Extracts from a graphics dataset:
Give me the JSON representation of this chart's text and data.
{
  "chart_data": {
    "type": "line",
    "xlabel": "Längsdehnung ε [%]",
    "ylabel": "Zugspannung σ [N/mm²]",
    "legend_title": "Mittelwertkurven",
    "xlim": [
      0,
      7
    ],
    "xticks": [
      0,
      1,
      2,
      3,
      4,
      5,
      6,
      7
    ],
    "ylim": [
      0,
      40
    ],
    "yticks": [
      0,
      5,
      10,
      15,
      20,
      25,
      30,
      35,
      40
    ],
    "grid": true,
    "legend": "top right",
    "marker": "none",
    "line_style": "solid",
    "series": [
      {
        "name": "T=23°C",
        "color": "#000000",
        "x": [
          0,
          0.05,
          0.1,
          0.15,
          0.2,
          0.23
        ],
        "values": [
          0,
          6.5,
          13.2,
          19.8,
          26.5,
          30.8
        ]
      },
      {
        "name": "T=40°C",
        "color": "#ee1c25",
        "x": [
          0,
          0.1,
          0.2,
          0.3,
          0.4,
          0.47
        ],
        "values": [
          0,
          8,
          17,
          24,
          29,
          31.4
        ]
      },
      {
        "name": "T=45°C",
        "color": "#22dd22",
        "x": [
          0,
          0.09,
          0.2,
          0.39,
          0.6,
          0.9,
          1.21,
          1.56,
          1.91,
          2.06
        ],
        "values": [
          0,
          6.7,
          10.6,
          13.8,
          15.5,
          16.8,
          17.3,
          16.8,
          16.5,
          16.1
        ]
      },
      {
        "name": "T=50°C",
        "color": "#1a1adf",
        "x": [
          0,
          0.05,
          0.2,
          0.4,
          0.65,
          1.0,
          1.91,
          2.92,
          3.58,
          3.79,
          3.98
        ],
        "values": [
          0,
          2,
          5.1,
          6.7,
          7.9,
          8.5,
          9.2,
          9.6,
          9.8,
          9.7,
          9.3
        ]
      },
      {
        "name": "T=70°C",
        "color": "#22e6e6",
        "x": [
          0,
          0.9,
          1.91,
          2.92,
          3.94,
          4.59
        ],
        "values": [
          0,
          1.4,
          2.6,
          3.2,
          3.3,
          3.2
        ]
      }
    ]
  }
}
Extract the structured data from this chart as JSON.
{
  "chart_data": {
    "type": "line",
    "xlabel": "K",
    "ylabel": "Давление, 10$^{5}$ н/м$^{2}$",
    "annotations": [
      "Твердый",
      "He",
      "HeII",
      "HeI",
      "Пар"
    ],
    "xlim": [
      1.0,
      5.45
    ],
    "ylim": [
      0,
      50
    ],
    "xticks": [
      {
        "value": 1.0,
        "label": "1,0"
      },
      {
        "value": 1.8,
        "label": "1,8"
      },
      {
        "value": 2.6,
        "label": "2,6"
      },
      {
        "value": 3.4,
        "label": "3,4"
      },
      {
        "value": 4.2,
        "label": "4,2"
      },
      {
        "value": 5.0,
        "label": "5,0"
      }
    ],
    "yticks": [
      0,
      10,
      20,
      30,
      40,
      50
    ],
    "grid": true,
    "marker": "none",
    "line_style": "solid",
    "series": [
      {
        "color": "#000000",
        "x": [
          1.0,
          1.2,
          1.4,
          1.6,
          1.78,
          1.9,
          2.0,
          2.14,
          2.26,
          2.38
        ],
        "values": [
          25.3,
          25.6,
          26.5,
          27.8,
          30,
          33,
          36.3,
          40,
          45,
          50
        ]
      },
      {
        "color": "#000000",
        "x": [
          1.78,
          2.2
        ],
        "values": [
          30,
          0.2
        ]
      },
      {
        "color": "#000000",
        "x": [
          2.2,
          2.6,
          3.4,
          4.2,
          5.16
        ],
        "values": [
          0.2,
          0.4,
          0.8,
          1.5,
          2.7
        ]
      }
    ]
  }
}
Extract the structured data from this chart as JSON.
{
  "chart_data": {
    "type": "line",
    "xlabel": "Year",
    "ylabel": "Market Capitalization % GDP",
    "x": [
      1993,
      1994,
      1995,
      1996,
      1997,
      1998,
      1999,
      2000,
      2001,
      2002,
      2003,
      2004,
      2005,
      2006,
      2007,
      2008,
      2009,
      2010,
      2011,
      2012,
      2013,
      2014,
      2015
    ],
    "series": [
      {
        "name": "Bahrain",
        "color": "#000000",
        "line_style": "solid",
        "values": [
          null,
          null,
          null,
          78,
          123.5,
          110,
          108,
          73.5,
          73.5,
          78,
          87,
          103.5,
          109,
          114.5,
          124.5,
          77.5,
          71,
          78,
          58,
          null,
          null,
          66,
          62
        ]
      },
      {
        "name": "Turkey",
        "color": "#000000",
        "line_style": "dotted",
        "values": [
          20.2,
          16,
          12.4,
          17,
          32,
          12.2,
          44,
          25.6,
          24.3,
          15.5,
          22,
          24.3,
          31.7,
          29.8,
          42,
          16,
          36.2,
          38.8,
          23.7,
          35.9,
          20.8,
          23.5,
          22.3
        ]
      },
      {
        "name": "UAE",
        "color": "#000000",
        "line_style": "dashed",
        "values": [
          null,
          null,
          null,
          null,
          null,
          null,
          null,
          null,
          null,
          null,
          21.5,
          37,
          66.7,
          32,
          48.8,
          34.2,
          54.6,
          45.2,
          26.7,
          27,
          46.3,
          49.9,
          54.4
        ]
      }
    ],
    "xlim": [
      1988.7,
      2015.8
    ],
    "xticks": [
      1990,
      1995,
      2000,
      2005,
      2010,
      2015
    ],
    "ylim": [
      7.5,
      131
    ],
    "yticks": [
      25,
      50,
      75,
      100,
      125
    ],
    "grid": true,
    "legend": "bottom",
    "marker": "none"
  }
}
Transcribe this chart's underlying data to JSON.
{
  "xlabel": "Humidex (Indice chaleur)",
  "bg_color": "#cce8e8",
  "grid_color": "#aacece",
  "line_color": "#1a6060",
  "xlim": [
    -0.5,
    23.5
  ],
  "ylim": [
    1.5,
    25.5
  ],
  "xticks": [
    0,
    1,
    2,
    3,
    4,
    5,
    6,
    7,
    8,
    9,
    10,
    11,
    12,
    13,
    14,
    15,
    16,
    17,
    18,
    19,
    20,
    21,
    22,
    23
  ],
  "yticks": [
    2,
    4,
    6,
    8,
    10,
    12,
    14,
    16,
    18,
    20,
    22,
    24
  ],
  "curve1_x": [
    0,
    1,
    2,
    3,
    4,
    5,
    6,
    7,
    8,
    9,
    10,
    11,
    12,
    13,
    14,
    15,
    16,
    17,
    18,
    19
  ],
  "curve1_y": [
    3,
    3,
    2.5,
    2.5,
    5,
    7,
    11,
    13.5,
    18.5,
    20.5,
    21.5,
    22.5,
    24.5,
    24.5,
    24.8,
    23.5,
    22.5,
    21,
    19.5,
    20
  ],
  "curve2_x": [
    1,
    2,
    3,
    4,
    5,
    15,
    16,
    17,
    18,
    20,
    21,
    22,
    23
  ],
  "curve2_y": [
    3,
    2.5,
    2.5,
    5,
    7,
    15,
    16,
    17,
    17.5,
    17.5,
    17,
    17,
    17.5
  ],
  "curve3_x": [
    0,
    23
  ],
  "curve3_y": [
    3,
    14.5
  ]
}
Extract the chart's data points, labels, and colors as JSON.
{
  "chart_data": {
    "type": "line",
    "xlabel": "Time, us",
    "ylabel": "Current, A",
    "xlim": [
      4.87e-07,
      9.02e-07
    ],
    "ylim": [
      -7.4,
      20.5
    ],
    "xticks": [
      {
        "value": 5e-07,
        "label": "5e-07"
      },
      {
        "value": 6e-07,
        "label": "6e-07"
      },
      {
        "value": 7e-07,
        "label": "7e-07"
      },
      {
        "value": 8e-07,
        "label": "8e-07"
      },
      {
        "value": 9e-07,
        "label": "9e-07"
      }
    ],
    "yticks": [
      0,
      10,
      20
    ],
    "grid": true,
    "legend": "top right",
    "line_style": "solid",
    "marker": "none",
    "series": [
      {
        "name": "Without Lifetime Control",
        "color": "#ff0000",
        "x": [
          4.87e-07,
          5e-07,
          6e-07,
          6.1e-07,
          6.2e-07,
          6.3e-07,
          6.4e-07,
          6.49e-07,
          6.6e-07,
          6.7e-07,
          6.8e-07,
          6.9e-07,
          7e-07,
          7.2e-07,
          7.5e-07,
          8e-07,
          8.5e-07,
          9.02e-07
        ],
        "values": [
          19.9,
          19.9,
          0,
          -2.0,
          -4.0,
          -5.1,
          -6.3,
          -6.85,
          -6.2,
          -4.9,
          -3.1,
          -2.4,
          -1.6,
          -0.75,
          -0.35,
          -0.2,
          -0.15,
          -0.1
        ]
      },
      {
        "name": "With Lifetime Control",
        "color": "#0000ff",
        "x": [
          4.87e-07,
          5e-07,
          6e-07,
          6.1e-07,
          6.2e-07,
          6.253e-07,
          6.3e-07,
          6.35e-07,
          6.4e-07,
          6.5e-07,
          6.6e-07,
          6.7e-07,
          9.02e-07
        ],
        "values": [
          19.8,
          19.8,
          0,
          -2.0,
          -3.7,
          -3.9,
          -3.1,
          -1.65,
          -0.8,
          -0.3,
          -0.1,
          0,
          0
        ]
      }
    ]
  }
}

- [REQUIREMENTS] Give the number of lines above in which the word "Lifetime" occurs, with nothing else.

- [EXERCISE ANSWER] 2